Each entry below must be repeated word for word.
--------
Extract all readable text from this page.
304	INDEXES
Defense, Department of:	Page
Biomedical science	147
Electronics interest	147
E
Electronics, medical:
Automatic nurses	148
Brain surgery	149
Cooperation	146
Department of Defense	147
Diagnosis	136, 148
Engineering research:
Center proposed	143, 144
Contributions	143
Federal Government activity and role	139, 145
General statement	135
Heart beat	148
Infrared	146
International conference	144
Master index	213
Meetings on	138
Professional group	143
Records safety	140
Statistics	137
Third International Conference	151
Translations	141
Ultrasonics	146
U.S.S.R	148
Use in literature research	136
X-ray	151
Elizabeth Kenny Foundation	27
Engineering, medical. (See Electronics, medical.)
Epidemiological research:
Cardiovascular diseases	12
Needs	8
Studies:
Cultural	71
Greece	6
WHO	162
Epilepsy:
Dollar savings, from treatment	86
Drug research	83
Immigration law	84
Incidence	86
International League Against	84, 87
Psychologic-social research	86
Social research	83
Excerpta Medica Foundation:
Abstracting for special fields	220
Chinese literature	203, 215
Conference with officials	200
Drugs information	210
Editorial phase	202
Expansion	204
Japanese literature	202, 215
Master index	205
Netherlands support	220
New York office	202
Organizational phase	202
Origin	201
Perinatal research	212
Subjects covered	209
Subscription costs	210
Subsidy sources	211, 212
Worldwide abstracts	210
--------
- _WORKED SOLUTION_:
Extract all readable text from this page.
304	INDEXES
Defense, Department of:	Page
Biomedical science	147
Electronics interest	147
E
Electronics, medical:
Automatic nurses	148
Brain surgery	149
Cooperation	146
Department of Defense	147
Diagnosis	136, 148
Engineering research:
Center proposed	143, 144
Contributions	143
Federal Government activity and role	139, 145
General statement	135
Heart beat	148
Infrared	146
International conference	144
Master index	213
Meetings on	138
Professional group	143
Records safety	140
Statistics	137
Third International Conference	151
Translations	141
Ultrasonics	146
U.S.S.R	148
Use in literature research	136
X-ray	151
Elizabeth Kenny Foundation	27
Engineering, medical. (See Electronics, medical.)
Epidemiological research:
Cardiovascular diseases	12
Needs	8
Studies:
Cultural	71
Greece	6
WHO	162
Epilepsy:
Dollar savings, from treatment	86
Drug research	83
Immigration law	84
Incidence	86
International League Against	84, 87
Psychologic-social research	86
Social research	83
Excerpta Medica Foundation:
Abstracting for special fields	220
Chinese literature	203, 215
Conference with officials	200
Drugs information	210
Editorial phase	202
Expansion	204
Japanese literature	202, 215
Master index	205
Netherlands support	220
New York office	202
Organizational phase	202
Origin	201
Perinatal research	212
Subjects covered	209
Subscription costs	210
Subsidy sources	211, 212
Worldwide abstracts	210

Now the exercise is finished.